What the exercise asks
Output an exact reproduction of the data.

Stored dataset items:
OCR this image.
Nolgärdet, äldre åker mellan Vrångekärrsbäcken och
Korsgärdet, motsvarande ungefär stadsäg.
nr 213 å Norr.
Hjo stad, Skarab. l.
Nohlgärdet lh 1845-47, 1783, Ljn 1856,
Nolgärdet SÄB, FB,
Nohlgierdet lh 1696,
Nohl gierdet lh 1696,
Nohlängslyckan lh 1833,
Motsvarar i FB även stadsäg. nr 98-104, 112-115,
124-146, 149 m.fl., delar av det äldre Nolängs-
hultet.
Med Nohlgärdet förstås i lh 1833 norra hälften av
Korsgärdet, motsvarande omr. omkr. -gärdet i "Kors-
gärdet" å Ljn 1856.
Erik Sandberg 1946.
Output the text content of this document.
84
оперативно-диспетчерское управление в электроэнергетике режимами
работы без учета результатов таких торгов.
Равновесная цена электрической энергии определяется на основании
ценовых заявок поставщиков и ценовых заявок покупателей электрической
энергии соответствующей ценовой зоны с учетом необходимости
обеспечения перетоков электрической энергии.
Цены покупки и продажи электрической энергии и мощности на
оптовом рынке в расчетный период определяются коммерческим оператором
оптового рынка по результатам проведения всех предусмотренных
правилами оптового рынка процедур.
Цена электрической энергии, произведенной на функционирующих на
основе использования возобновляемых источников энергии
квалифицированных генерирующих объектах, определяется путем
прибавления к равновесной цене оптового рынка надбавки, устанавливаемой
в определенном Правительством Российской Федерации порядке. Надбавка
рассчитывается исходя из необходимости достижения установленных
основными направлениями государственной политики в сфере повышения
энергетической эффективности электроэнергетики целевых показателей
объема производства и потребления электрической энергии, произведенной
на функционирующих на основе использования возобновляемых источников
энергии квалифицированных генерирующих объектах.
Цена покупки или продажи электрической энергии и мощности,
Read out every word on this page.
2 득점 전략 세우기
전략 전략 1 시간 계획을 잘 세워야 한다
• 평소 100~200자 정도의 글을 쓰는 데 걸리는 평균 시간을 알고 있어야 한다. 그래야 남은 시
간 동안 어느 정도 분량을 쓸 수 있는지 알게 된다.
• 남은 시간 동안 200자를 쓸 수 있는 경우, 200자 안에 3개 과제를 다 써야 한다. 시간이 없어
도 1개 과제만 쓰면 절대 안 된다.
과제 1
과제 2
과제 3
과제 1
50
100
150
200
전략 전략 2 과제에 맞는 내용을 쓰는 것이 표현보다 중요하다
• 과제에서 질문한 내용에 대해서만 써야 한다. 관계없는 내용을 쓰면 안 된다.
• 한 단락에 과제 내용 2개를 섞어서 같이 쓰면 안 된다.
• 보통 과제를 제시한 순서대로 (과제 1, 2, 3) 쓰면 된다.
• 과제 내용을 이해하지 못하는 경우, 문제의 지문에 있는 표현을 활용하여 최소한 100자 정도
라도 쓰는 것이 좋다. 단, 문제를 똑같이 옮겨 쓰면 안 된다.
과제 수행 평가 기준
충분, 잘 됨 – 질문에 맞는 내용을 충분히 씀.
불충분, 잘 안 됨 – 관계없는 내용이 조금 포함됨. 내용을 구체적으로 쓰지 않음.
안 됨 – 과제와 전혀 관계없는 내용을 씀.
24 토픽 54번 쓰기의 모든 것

Final result
OCR this image.
Nolgärdet, äldre åker mellan Vrångekärrsbäcken och
Korsgärdet, motsvarande ungefär stadsäg.
nr 213 å Norr.
Hjo stad, Skarab. l.
Nohlgärdet lh 1845-47, 1783, Ljn 1856,
Nolgärdet SÄB, FB,
Nohlgierdet lh 1696,
Nohl gierdet lh 1696,
Nohlängslyckan lh 1833,
Motsvarar i FB även stadsäg. nr 98-104, 112-115,
124-146, 149 m.fl., delar av det äldre Nolängs-
hultet.
Med Nohlgärdet förstås i lh 1833 norra hälften av
Korsgärdet, motsvarande omr. omkr. -gärdet i "Kors-
gärdet" å Ljn 1856.
Erik Sandberg 1946.
Output the text content of this document.
84
оперативно-диспетчерское управление в электроэнергетике режимами
работы без учета результатов таких торгов.
Равновесная цена электрической энергии определяется на основании
ценовых заявок поставщиков и ценовых заявок покупателей электрической
энергии соответствующей ценовой зоны с учетом необходимости
обеспечения перетоков электрической энергии.
Цены покупки и продажи электрической энергии и мощности на
оптовом рынке в расчетный период определяются коммерческим оператором
оптового рынка по результатам проведения всех предусмотренных
правилами оптового рынка процедур.
Цена электрической энергии, произведенной на функционирующих на
основе использования возобновляемых источников энергии
квалифицированных генерирующих объектах, определяется путем
прибавления к равновесной цене оптового рынка надбавки, устанавливаемой
в определенном Правительством Российской Федерации порядке. Надбавка
рассчитывается исходя из необходимости достижения установленных
основными направлениями государственной политики в сфере повышения
энергетической эффективности электроэнергетики целевых показателей
объема производства и потребления электрической энергии, произведенной
на функционирующих на основе использования возобновляемых источников
энергии квалифицированных генерирующих объектах.
Цена покупки или продажи электрической энергии и мощности,
Read out every word on this page.
2 득점 전략 세우기
전략 전략 1 시간 계획을 잘 세워야 한다
• 평소 100~200자 정도의 글을 쓰는 데 걸리는 평균 시간을 알고 있어야 한다. 그래야 남은 시
간 동안 어느 정도 분량을 쓸 수 있는지 알게 된다.
• 남은 시간 동안 200자를 쓸 수 있는 경우, 200자 안에 3개 과제를 다 써야 한다. 시간이 없어
도 1개 과제만 쓰면 절대 안 된다.
과제 1
과제 2
과제 3
과제 1
50
100
150
200
전략 전략 2 과제에 맞는 내용을 쓰는 것이 표현보다 중요하다
• 과제에서 질문한 내용에 대해서만 써야 한다. 관계없는 내용을 쓰면 안 된다.
• 한 단락에 과제 내용 2개를 섞어서 같이 쓰면 안 된다.
• 보통 과제를 제시한 순서대로 (과제 1, 2, 3) 쓰면 된다.
• 과제 내용을 이해하지 못하는 경우, 문제의 지문에 있는 표현을 활용하여 최소한 100자 정도
라도 쓰는 것이 좋다. 단, 문제를 똑같이 옮겨 쓰면 안 된다.
과제 수행 평가 기준
충분, 잘 됨 – 질문에 맞는 내용을 충분히 씀.
불충분, 잘 안 됨 – 관계없는 내용이 조금 포함됨. 내용을 구체적으로 쓰지 않음.
안 됨 – 과제와 전혀 관계없는 내용을 씀.
24 토픽 54번 쓰기의 모든 것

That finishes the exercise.